» Your task
In the Docker data science tutorial below, why is the reader told to go directly to the jupyter-notebooks folder? Answer in one to three sentences.

» Given text
»»

Hugo Estrada S.

Posted on Apr 5, 2020 • Edited on Jun 29, 2020

Data Science With Docker pt. II: Analyze your First Data Set.

#tutorial #docker #jupyter #datascience

In my previous lecture, I provided a guide on how to build your first scientific environment using Docker Compose. Now I'll explain how to start diving into the mysteries of Data Science using that environment. In this lecture you'll learn the basics of Python for Data Analysis, using the most popular Python packages and you'll resolve your fist Data Analysis Requirement.

Again, here's the repo with the materials for this tutorial:

https://github.com/hugoestradas/Data-Science_with_Docker

We'll be doing some data exploration and data analysis, so go directly to the jupyter-notebooks folder.

Part 1: Hello Jupyter (again)

Let's talk about the Jupyter Notebook, no matter what image you selected for your scientific environment, the graphical interface is the same.

So the Jupyter interface it's pretty straightforward, easy to understand and easy to use. There are three major sections in the left side of the GUI: Files, Running and Clusters. To the right we have a "Quit" and Logout" buttons, below those buttons there's a space for upload or create new files, and refresh button to update the content of your work space, which is listed at the center of the window. As right now, what you're seeing is the content of the Files tab.

««

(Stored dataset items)
»»

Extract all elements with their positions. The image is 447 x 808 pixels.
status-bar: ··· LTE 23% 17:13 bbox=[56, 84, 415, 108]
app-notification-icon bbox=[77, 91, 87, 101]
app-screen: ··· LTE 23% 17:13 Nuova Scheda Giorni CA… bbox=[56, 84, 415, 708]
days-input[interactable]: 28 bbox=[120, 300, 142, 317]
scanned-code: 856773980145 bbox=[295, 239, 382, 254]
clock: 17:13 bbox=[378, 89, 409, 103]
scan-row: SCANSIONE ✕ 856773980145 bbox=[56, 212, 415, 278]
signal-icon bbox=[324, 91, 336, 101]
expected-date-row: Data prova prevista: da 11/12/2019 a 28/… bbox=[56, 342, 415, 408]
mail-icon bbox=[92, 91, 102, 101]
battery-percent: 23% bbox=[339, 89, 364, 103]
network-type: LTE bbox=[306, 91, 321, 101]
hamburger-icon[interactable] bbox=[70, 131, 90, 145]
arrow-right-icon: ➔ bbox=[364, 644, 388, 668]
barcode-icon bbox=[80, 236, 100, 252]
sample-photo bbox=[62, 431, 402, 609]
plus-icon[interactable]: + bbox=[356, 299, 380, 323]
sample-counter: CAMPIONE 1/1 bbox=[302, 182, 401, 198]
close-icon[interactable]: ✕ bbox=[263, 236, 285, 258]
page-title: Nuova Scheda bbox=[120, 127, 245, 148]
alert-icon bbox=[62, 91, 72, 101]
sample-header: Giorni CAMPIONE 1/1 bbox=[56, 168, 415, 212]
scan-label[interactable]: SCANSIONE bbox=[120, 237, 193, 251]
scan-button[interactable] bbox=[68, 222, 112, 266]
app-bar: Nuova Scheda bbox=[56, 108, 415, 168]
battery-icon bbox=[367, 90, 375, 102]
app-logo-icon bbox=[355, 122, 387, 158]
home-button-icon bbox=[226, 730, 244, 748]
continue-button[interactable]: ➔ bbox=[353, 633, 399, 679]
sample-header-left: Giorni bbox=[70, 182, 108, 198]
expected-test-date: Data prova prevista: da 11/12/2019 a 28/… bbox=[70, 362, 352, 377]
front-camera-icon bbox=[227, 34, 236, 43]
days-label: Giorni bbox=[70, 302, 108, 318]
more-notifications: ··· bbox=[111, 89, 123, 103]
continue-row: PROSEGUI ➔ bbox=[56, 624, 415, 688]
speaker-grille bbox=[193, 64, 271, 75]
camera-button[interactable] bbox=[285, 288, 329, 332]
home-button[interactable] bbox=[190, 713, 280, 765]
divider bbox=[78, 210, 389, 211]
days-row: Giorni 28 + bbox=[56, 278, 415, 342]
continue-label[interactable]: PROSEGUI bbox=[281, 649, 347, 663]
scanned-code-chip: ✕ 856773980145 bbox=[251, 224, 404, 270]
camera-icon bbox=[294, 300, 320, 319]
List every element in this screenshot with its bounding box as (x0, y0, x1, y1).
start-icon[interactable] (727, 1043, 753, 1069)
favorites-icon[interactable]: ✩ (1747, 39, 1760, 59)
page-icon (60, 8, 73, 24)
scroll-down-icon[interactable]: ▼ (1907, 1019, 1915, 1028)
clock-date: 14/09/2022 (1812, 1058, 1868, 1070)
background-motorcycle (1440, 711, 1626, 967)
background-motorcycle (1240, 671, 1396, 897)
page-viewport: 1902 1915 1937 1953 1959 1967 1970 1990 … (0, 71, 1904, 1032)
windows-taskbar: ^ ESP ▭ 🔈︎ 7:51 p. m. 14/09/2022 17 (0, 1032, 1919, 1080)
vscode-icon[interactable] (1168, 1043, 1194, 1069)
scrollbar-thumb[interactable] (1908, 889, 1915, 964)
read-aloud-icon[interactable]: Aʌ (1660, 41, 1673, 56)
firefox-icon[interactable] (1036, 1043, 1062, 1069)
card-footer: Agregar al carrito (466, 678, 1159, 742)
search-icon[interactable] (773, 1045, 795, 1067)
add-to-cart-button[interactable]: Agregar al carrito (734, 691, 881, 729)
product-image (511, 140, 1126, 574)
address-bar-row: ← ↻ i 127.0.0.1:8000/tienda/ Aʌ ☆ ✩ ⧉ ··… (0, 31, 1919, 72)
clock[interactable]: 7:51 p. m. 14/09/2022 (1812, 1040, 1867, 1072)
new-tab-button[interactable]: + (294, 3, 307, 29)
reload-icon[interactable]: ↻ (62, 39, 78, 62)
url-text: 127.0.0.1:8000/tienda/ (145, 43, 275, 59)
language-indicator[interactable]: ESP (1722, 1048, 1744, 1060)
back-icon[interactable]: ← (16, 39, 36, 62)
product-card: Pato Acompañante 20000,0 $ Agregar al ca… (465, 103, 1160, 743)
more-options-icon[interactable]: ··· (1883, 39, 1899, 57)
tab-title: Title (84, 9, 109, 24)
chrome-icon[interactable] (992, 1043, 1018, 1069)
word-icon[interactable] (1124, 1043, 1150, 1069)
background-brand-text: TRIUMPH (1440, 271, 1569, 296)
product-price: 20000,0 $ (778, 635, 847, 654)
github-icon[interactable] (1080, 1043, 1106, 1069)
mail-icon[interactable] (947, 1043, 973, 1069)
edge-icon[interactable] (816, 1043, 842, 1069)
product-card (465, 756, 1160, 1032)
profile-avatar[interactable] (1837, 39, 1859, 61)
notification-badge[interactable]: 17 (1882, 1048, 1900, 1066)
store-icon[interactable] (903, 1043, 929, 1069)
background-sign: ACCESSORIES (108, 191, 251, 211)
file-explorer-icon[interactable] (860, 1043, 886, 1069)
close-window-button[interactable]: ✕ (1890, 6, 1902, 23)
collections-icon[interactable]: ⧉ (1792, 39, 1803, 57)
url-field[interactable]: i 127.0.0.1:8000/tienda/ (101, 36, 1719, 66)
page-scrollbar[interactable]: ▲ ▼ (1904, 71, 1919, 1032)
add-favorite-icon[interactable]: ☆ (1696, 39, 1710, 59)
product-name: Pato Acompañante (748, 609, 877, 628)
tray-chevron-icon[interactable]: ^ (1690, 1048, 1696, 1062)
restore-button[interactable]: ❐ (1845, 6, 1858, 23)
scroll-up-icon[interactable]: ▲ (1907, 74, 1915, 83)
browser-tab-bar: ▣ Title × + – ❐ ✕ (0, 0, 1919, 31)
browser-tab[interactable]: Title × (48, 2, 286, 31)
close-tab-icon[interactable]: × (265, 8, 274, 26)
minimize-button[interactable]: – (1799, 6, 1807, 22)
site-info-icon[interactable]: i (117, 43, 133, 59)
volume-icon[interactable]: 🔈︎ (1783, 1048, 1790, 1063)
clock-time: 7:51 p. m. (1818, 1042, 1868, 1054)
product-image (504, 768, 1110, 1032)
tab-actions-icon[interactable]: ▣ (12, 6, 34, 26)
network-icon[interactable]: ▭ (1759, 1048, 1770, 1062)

««

» Full output
The reader is sent straight to the jupyter-notebooks folder because the lesson will be doing data exploration and data analysis.